### PROMPT
Your task is to filter the data below down to the lines holding "Matches".

### RECORDS PROVIDED
*-*-*

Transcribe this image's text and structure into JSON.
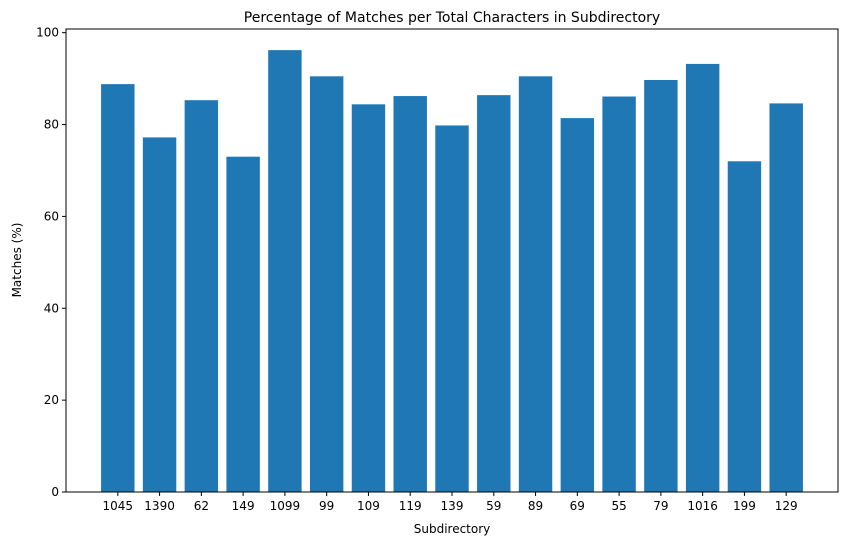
{
  "chart_data": {
    "type": "bar",
    "title": "Percentage of Matches per Total Characters in Subdirectory",
    "xlabel": "Subdirectory",
    "ylabel": "Matches (%)",
    "categories": [
      "1045",
      "1390",
      "62",
      "149",
      "1099",
      "99",
      "109",
      "119",
      "139",
      "59",
      "89",
      "69",
      "55",
      "79",
      "1016",
      "199",
      "129"
    ],
    "values": [
      88.8,
      77.2,
      85.3,
      73.0,
      96.2,
      90.5,
      84.4,
      86.2,
      79.8,
      86.4,
      90.5,
      81.4,
      86.1,
      89.7,
      93.2,
      72.0,
      84.6
    ],
    "ylim": [
      0,
      100.8
    ],
    "yticks": [
      0,
      20,
      40,
      60,
      80,
      100
    ],
    "ytick_labels": [
      "0",
      "20",
      "40",
      "60",
      "80",
      "100"
    ],
    "bar_color": "#1f77b4",
    "grid": false,
    "legend": false
  }
}
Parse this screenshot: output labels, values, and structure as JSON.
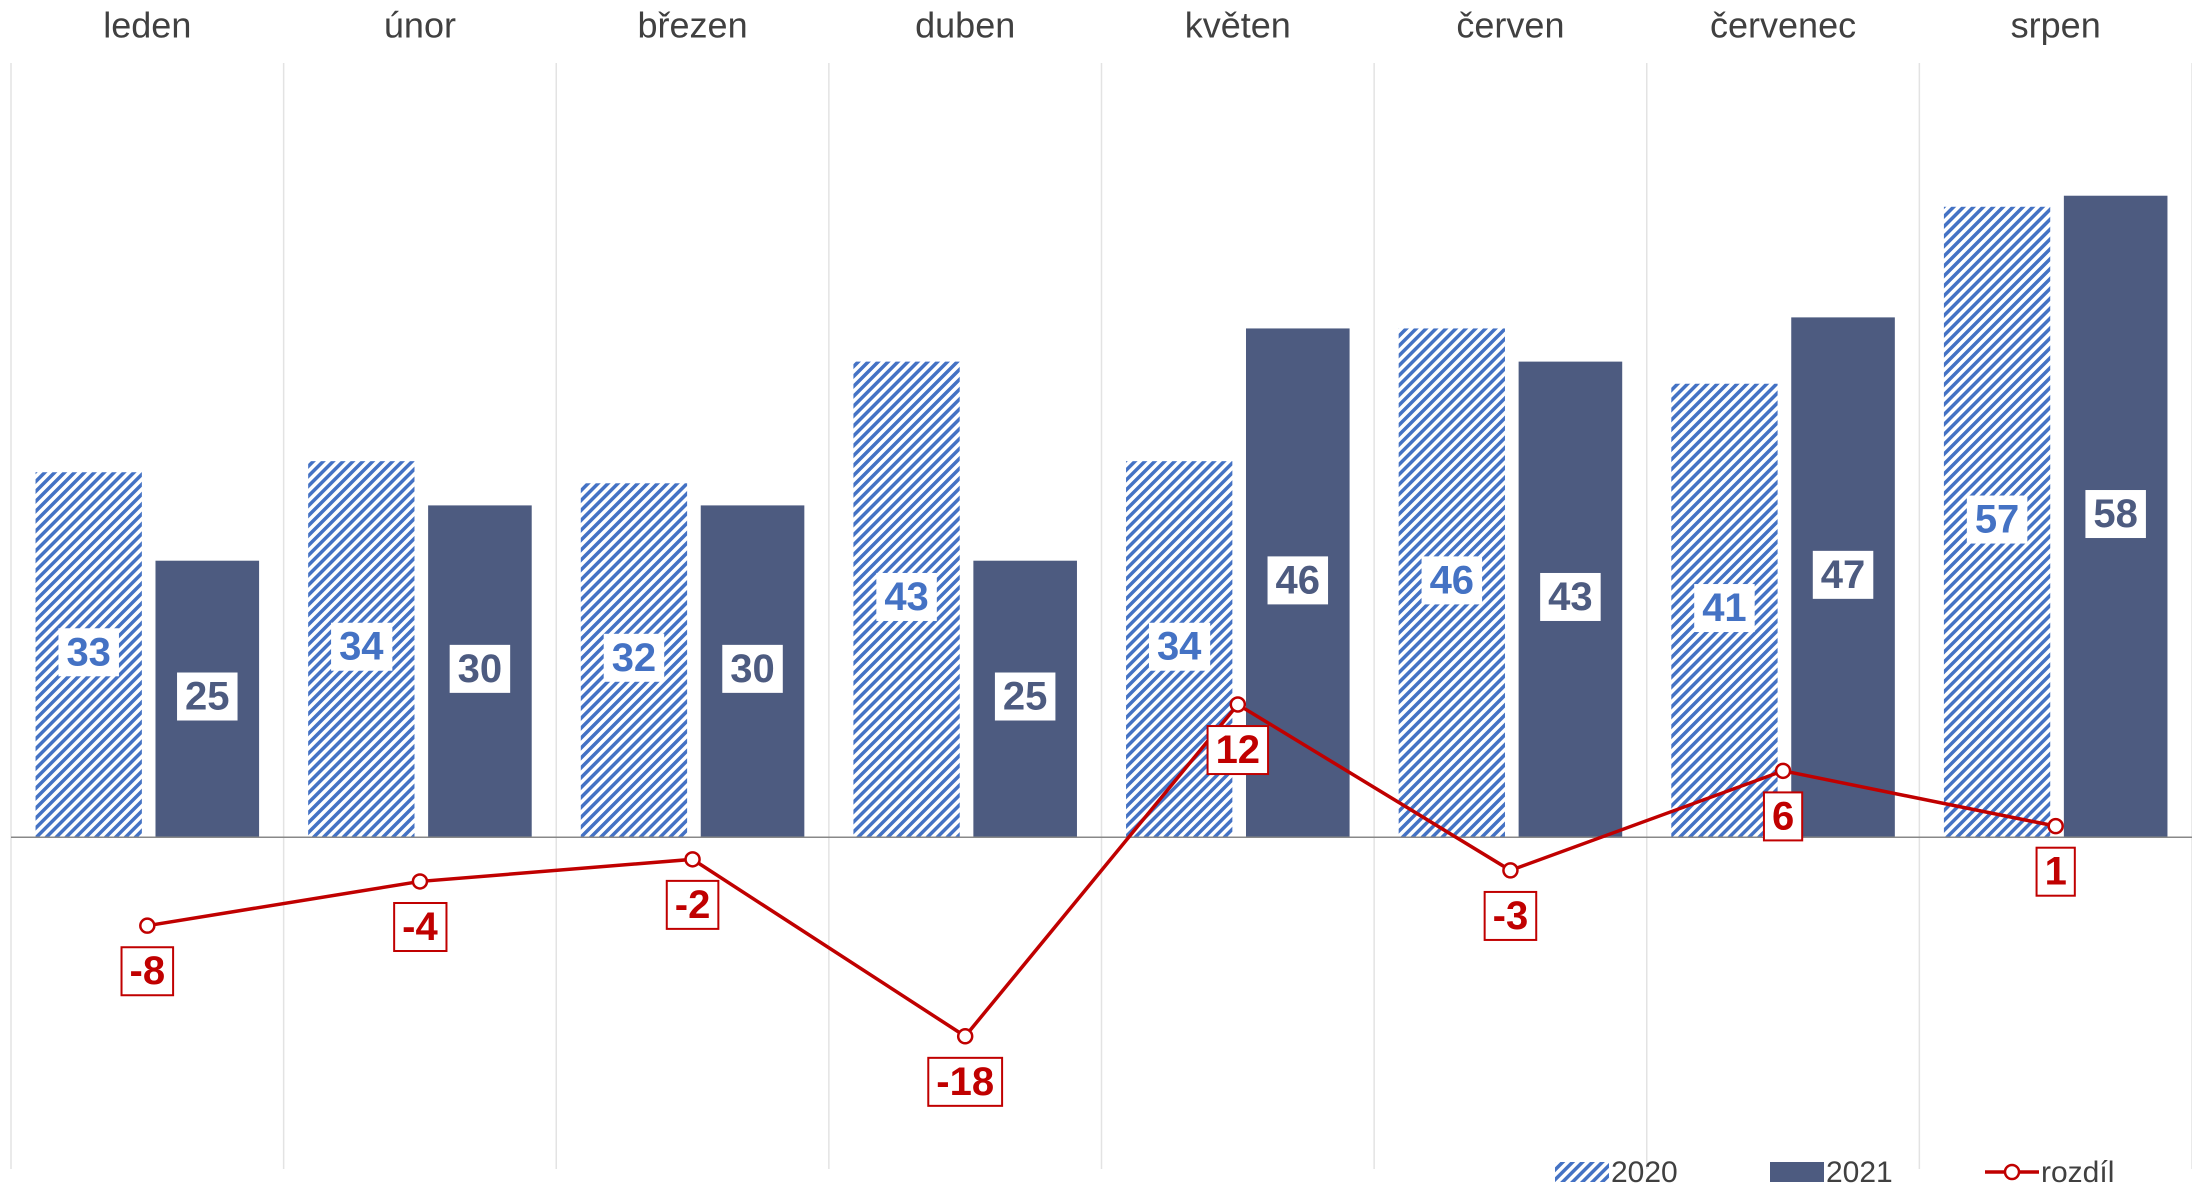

*-*-*

### EXERCISE OUTPUT
    "title": "Percentage of Matches per Total Characters in Subdirectory",
    "ylabel": "Matches (%)",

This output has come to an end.